◆ ESTRATTO DEL DOCUMENTO ◆
§

Gli anni settanta sono stati un decennio di grandi tensioni sociali, politiche ed economiche in Italia e nel mondo, segnati dalla disillusione verso le ideologie rivoluzionarie e i movimenti di protesta che avevano caratterizzato il decennio precedente. Se negli anni sessanta si era creduto nella possibilità di cambiare il mondo attraverso il radicalismo politico, la protesta di massa e il conflitto con le istituzioni, la fine degli anni settanta ha portato una consapevolezza sempre più diffusa che la rivoluzione tanto desiderata sarebbe stata impossibile, o comunque estremamente difficile da realizzare. Anche nella cultura popolare, inclusi i fumetti, la disillusione trova espressione, soprattutto nei personaggi che vengono creati in questo periodo, tutti accomunati da una
disillusione di fondo.

 

Il Commissario Spada – 1970

Il commissario Spada, scritto da Gianluigi Gonano e disegnato magnificamente da Gianni De Luca, è uno dei personaggi più iconici del fumetto italiano degli anni settanta. Pubblicato su “Il Giornalino”, le storie del Commissario Spada si distinguono per un taglio realistico e una denuncia delle contraddizioni e delle problematiche della società contemporanea. Il tema centrale è quello della corruzione.

 


Nelle storie del Commissario Spada la corruzione è rappresentata come una piaga che colpisce tutti i livelli della società, dall’élite politica agli strati più bassi. Molte volte Spada si trova a combattere contro figure istituzionali che sono compromesse da interessi privati e criminali.
Sebbene Spada creda fermamente nella giustizia, le sue indagini rivelano quindi che le stesse istituzioni che dovrebbe proteggere il cittadino sono spesso corrotte. Questo crea un conflitto interiore nel personaggio, che si vede costretto a navigare in una giungla di compromessi, tradimenti e manipolazioni, le quali non fanno che accrescere la sua
disillusione.

 

Jonny Logan – 1972

Il fumetto di Jonny Logan, creato da Romano Garofalo e Leone Cimpellin, si distingue come una delle opere satiriche più pungenti del fumetto italiano degli anni settanta. Ambientato in un’Italia che stava attraversando un periodo di grande instabilità politica ed economica, il fumetto utilizza  personaggi e situazioni assurde per mettere in luce le ipocrisie del potere e della vita quotidiana.
Jonny Logan, il protagonista, è goffo, sfortunato e spesso travolto dagli eventi. Si muove, insieme a un gruppo di personaggi bizzarri, in un mondo che sembra perennemente sull’orlo del caos.

 

 

Questo scenario surreale è una metafora perfetta di un’Italia segnata da tensioni politiche, scandali e disillusione. Uno dei bersagli principali della satira di Jonny Logan è la politica. I politici sono rappresentati come figure caricaturali, incapaci e corrotte, distanti dai bisogni del popolo.

§

◆ CONSEGNA ◆
Nel testo sui fumetti italiani degli anni settanta, trasforma in un elenco puntato il paragrafo che comincia con «Il commissario Spada, scritto da», conservandone i fatti principali.

◆ CONTENUTO DEL DATASET ◆

§

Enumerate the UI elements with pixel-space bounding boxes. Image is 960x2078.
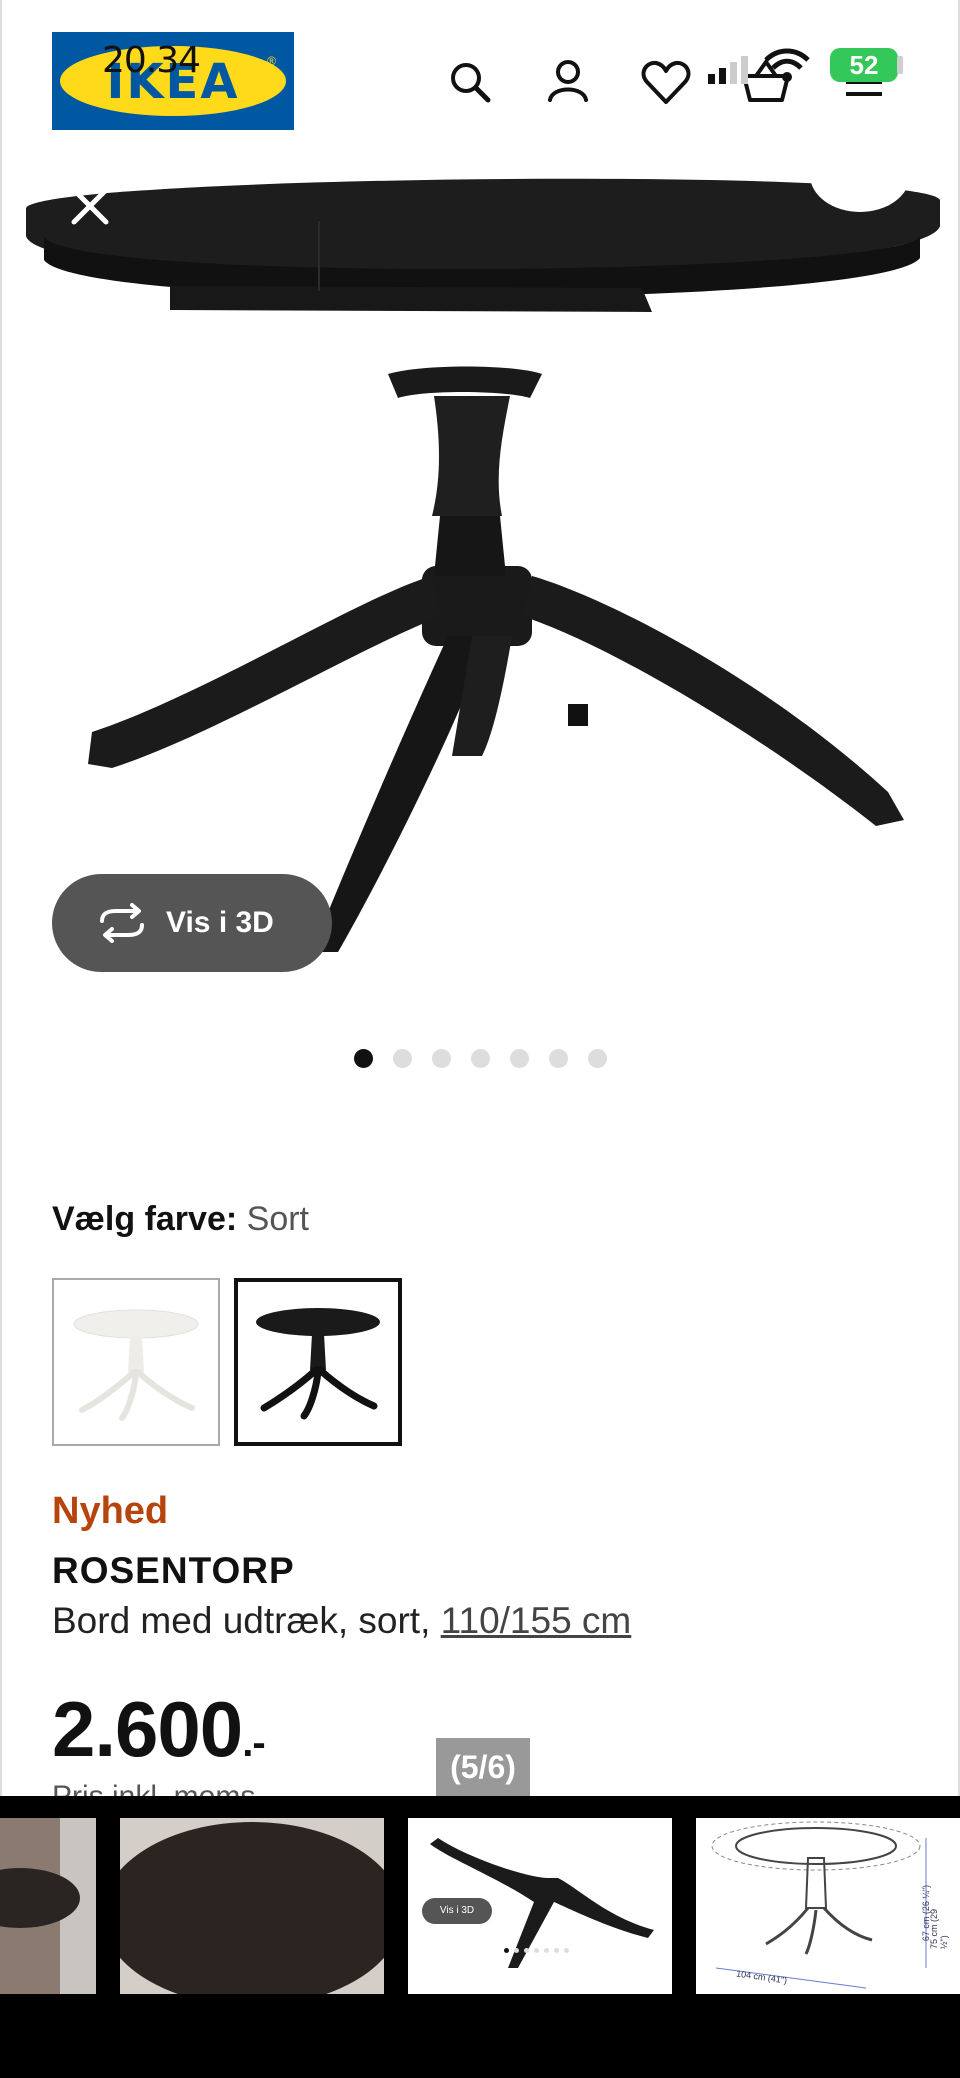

§

◆ SOLUZIONE ◆
- Il commissario Spada è scritto da Gianluigi Gonano e disegnato da Gianni De Luca.
- È uno dei personaggi più iconici del fumetto italiano degli anni settanta.
- Le sue storie sono pubblicate su “Il Giornalino”.
- Hanno un taglio realistico e denunciano le contraddizioni e le problematiche della società contemporanea.
- Il tema centrale è la corruzione.